**Goal:** Copy out all the records, word for word.

START

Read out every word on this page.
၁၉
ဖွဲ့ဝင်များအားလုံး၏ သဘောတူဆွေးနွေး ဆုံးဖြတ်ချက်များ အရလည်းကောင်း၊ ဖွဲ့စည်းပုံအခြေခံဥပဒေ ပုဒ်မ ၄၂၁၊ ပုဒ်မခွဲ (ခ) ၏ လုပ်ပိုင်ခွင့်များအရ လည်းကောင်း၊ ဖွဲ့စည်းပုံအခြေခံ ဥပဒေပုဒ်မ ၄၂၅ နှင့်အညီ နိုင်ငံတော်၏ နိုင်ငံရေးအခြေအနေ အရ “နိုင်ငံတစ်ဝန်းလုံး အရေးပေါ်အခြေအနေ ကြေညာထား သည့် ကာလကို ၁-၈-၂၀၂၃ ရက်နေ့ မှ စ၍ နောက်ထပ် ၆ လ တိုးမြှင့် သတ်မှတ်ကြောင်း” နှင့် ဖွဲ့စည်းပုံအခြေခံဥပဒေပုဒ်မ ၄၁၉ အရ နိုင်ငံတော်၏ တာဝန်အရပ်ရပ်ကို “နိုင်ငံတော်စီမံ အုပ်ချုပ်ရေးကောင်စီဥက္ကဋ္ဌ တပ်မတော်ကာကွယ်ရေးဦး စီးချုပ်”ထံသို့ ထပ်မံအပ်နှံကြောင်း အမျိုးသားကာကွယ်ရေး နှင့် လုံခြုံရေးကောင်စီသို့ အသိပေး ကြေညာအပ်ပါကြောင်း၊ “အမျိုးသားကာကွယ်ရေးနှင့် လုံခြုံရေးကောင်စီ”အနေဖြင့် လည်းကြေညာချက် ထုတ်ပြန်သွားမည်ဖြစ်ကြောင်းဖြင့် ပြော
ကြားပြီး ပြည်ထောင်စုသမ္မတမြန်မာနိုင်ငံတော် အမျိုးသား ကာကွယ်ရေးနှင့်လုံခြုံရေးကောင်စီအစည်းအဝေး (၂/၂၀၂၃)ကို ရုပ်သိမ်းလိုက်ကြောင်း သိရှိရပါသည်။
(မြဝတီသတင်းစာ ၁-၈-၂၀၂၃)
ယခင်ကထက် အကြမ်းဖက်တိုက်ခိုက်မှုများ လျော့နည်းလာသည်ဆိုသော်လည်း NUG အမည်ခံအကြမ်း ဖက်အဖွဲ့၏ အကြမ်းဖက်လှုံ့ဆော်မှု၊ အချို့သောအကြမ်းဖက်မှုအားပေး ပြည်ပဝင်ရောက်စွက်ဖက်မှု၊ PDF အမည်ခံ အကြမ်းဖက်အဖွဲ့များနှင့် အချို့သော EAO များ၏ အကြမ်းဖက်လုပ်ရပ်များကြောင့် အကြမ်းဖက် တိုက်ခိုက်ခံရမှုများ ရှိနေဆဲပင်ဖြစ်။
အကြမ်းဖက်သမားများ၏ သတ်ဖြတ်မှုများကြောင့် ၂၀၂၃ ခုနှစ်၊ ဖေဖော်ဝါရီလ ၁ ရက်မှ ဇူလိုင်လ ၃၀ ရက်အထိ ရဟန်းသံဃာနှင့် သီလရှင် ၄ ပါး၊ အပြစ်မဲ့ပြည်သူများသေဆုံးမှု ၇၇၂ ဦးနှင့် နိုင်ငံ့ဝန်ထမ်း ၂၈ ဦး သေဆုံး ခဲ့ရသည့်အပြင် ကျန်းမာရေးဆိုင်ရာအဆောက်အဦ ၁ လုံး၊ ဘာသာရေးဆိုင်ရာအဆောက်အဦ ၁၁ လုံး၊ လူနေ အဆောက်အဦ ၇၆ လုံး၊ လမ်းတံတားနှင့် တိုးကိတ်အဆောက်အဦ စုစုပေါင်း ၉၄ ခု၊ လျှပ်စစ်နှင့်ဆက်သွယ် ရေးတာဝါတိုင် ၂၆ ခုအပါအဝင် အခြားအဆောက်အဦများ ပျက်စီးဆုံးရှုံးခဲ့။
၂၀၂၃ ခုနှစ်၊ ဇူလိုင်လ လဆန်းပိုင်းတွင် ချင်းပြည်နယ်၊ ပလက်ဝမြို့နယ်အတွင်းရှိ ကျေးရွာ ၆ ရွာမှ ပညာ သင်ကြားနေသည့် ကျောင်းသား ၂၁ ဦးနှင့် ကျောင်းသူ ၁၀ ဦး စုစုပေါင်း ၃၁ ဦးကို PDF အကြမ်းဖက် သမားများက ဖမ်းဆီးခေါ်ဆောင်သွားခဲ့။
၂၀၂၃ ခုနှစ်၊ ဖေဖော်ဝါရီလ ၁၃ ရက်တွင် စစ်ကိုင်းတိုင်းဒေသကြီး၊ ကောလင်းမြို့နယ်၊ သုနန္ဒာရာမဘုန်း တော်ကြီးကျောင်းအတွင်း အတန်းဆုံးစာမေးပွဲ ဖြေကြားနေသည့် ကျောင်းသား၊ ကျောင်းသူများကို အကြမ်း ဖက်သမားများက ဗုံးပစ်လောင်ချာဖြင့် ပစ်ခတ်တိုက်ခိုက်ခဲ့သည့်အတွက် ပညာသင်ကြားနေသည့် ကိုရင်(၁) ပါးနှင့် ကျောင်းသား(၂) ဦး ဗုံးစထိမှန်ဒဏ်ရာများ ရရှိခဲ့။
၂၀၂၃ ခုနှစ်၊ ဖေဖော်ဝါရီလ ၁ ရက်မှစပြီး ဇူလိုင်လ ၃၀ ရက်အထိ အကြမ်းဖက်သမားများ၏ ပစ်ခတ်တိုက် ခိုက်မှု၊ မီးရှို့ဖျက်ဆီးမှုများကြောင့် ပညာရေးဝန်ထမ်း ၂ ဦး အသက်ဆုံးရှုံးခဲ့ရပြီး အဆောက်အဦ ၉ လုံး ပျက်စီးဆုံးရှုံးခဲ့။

END

**Finished task:**
Read out every word on this page.
၁၉
ဖွဲ့ဝင်များအားလုံး၏ သဘောတူဆွေးနွေး ဆုံးဖြတ်ချက်များ အရလည်းကောင်း၊ ဖွဲ့စည်းပုံအခြေခံဥပဒေ ပုဒ်မ ၄၂၁၊ ပုဒ်မခွဲ (ခ) ၏ လုပ်ပိုင်ခွင့်များအရ လည်းကောင်း၊ ဖွဲ့စည်းပုံအခြေခံ ဥပဒေပုဒ်မ ၄၂၅ နှင့်အညီ နိုင်ငံတော်၏ နိုင်ငံရေးအခြေအနေ အရ “နိုင်ငံတစ်ဝန်းလုံး အရေးပေါ်အခြေအနေ ကြေညာထား သည့် ကာလကို ၁-၈-၂၀၂၃ ရက်နေ့ မှ စ၍ နောက်ထပ် ၆ လ တိုးမြှင့် သတ်မှတ်ကြောင်း” နှင့် ဖွဲ့စည်းပုံအခြေခံဥပဒေပုဒ်မ ၄၁၉ အရ နိုင်ငံတော်၏ တာဝန်အရပ်ရပ်ကို “နိုင်ငံတော်စီမံ အုပ်ချုပ်ရေးကောင်စီဥက္ကဋ္ဌ တပ်မတော်ကာကွယ်ရေးဦး စီးချုပ်”ထံသို့ ထပ်မံအပ်နှံကြောင်း အမျိုးသားကာကွယ်ရေး နှင့် လုံခြုံရေးကောင်စီသို့ အသိပေး ကြေညာအပ်ပါကြောင်း၊ “အမျိုးသားကာကွယ်ရေးနှင့် လုံခြုံရေးကောင်စီ”အနေဖြင့် လည်းကြေညာချက် ထုတ်ပြန်သွားမည်ဖြစ်ကြောင်းဖြင့် ပြော
ကြားပြီး ပြည်ထောင်စုသမ္မတမြန်မာနိုင်ငံတော် အမျိုးသား ကာကွယ်ရေးနှင့်လုံခြုံရေးကောင်စီအစည်းအဝေး (၂/၂၀၂၃)ကို ရုပ်သိမ်းလိုက်ကြောင်း သိရှိရပါသည်။
(မြဝတီသတင်းစာ ၁-၈-၂၀၂၃)
ယခင်ကထက် အကြမ်းဖက်တိုက်ခိုက်မှုများ လျော့နည်းလာသည်ဆိုသော်လည်း NUG အမည်ခံအကြမ်း ဖက်အဖွဲ့၏ အကြမ်းဖက်လှုံ့ဆော်မှု၊ အချို့သောအကြမ်းဖက်မှုအားပေး ပြည်ပဝင်ရောက်စွက်ဖက်မှု၊ PDF အမည်ခံ အကြမ်းဖက်အဖွဲ့များနှင့် အချို့သော EAO များ၏ အကြမ်းဖက်လုပ်ရပ်များကြောင့် အကြမ်းဖက် တိုက်ခိုက်ခံရမှုများ ရှိနေဆဲပင်ဖြစ်။
အကြမ်းဖက်သမားများ၏ သတ်ဖြတ်မှုများကြောင့် ၂၀၂၃ ခုနှစ်၊ ဖေဖော်ဝါရီလ ၁ ရက်မှ ဇူလိုင်လ ၃၀ ရက်အထိ ရဟန်းသံဃာနှင့် သီလရှင် ၄ ပါး၊ အပြစ်မဲ့ပြည်သူများသေဆုံးမှု ၇၇၂ ဦးနှင့် နိုင်ငံ့ဝန်ထမ်း ၂၈ ဦး သေဆုံး ခဲ့ရသည့်အပြင် ကျန်းမာရေးဆိုင်ရာအဆောက်အဦ ၁ လုံး၊ ဘာသာရေးဆိုင်ရာအဆောက်အဦ ၁၁ လုံး၊ လူနေ အဆောက်အဦ ၇၆ လုံး၊ လမ်းတံတားနှင့် တိုးကိတ်အဆောက်အဦ စုစုပေါင်း ၉၄ ခု၊ လျှပ်စစ်နှင့်ဆက်သွယ် ရေးတာဝါတိုင် ၂၆ ခုအပါအဝင် အခြားအဆောက်အဦများ ပျက်စီးဆုံးရှုံးခဲ့။
၂၀၂၃ ခုနှစ်၊ ဇူလိုင်လ လဆန်းပိုင်းတွင် ချင်းပြည်နယ်၊ ပလက်ဝမြို့နယ်အတွင်းရှိ ကျေးရွာ ၆ ရွာမှ ပညာ သင်ကြားနေသည့် ကျောင်းသား ၂၁ ဦးနှင့် ကျောင်းသူ ၁၀ ဦး စုစုပေါင်း ၃၁ ဦးကို PDF အကြမ်းဖက် သမားများက ဖမ်းဆီးခေါ်ဆောင်သွားခဲ့။
၂၀၂၃ ခုနှစ်၊ ဖေဖော်ဝါရီလ ၁၃ ရက်တွင် စစ်ကိုင်းတိုင်းဒေသကြီး၊ ကောလင်းမြို့နယ်၊ သုနန္ဒာရာမဘုန်း တော်ကြီးကျောင်းအတွင်း အတန်းဆုံးစာမေးပွဲ ဖြေကြားနေသည့် ကျောင်းသား၊ ကျောင်းသူများကို အကြမ်း ဖက်သမားများက ဗုံးပစ်လောင်ချာဖြင့် ပစ်ခတ်တိုက်ခိုက်ခဲ့သည့်အတွက် ပညာသင်ကြားနေသည့် ကိုရင်(၁) ပါးနှင့် ကျောင်းသား(၂) ဦး ဗုံးစထိမှန်ဒဏ်ရာများ ရရှိခဲ့။
၂၀၂၃ ခုနှစ်၊ ဖေဖော်ဝါရီလ ၁ ရက်မှစပြီး ဇူလိုင်လ ၃၀ ရက်အထိ အကြမ်းဖက်သမားများ၏ ပစ်ခတ်တိုက် ခိုက်မှု၊ မီးရှို့ဖျက်ဆီးမှုများကြောင့် ပညာရေးဝန်ထမ်း ၂ ဦး အသက်ဆုံးရှုံးခဲ့ရပြီး အဆောက်အဦ ၉ လုံး ပျက်စီးဆုံးရှုံးခဲ့။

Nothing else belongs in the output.